- [TASK PROMPT] Output the material below unchanged, apart from leaving out the pictures.

- [RECORD SET]
::::::::::

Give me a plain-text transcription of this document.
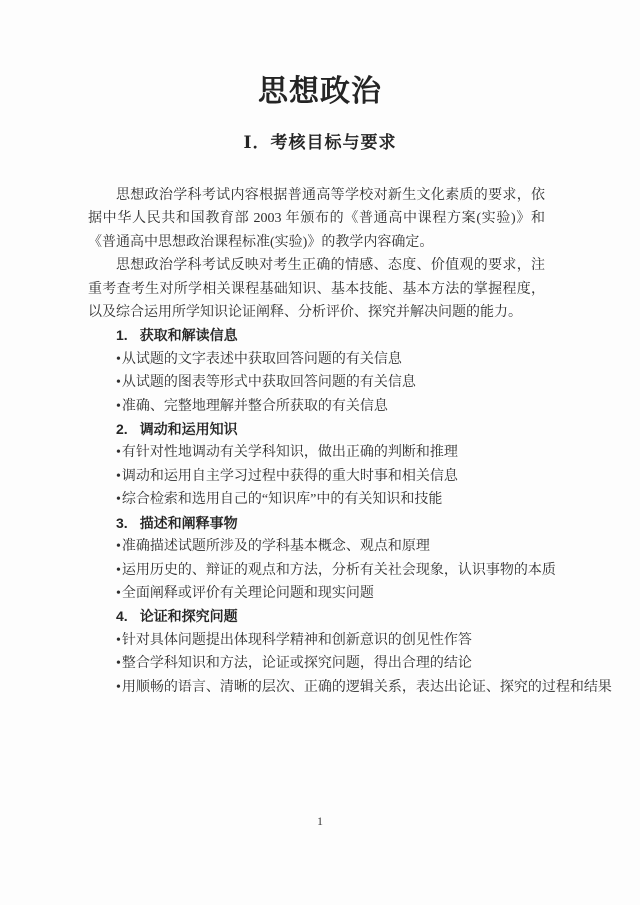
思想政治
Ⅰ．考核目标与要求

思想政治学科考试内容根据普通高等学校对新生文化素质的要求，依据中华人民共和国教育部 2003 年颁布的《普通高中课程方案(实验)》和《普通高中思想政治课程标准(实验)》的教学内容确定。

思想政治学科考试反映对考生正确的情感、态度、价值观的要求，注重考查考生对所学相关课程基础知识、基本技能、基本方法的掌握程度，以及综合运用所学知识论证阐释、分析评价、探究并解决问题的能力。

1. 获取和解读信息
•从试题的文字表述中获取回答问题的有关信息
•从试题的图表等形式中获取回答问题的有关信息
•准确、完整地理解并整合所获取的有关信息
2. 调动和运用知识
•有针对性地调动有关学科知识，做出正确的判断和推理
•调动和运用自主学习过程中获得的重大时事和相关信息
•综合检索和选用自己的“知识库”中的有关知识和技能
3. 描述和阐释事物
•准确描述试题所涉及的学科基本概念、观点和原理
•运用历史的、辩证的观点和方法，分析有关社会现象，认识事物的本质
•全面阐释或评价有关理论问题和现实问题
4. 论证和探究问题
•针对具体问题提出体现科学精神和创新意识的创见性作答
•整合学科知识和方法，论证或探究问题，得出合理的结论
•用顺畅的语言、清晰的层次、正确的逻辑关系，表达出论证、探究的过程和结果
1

::::::::::

- [EXERCISE OUTPUT]
Give me a plain-text transcription of this document.
思想政治
Ⅰ．考核目标与要求

思想政治学科考试内容根据普通高等学校对新生文化素质的要求，依据中华人民共和国教育部 2003 年颁布的《普通高中课程方案(实验)》和《普通高中思想政治课程标准(实验)》的教学内容确定。

思想政治学科考试反映对考生正确的情感、态度、价值观的要求，注重考查考生对所学相关课程基础知识、基本技能、基本方法的掌握程度，以及综合运用所学知识论证阐释、分析评价、探究并解决问题的能力。

1. 获取和解读信息
•从试题的文字表述中获取回答问题的有关信息
•从试题的图表等形式中获取回答问题的有关信息
•准确、完整地理解并整合所获取的有关信息
2. 调动和运用知识
•有针对性地调动有关学科知识，做出正确的判断和推理
•调动和运用自主学习过程中获得的重大时事和相关信息
•综合检索和选用自己的“知识库”中的有关知识和技能
3. 描述和阐释事物
•准确描述试题所涉及的学科基本概念、观点和原理
•运用历史的、辩证的观点和方法，分析有关社会现象，认识事物的本质
•全面阐释或评价有关理论问题和现实问题
4. 论证和探究问题
•针对具体问题提出体现科学精神和创新意识的创见性作答
•整合学科知识和方法，论证或探究问题，得出合理的结论
•用顺畅的语言、清晰的层次、正确的逻辑关系，表达出论证、探究的过程和结果
1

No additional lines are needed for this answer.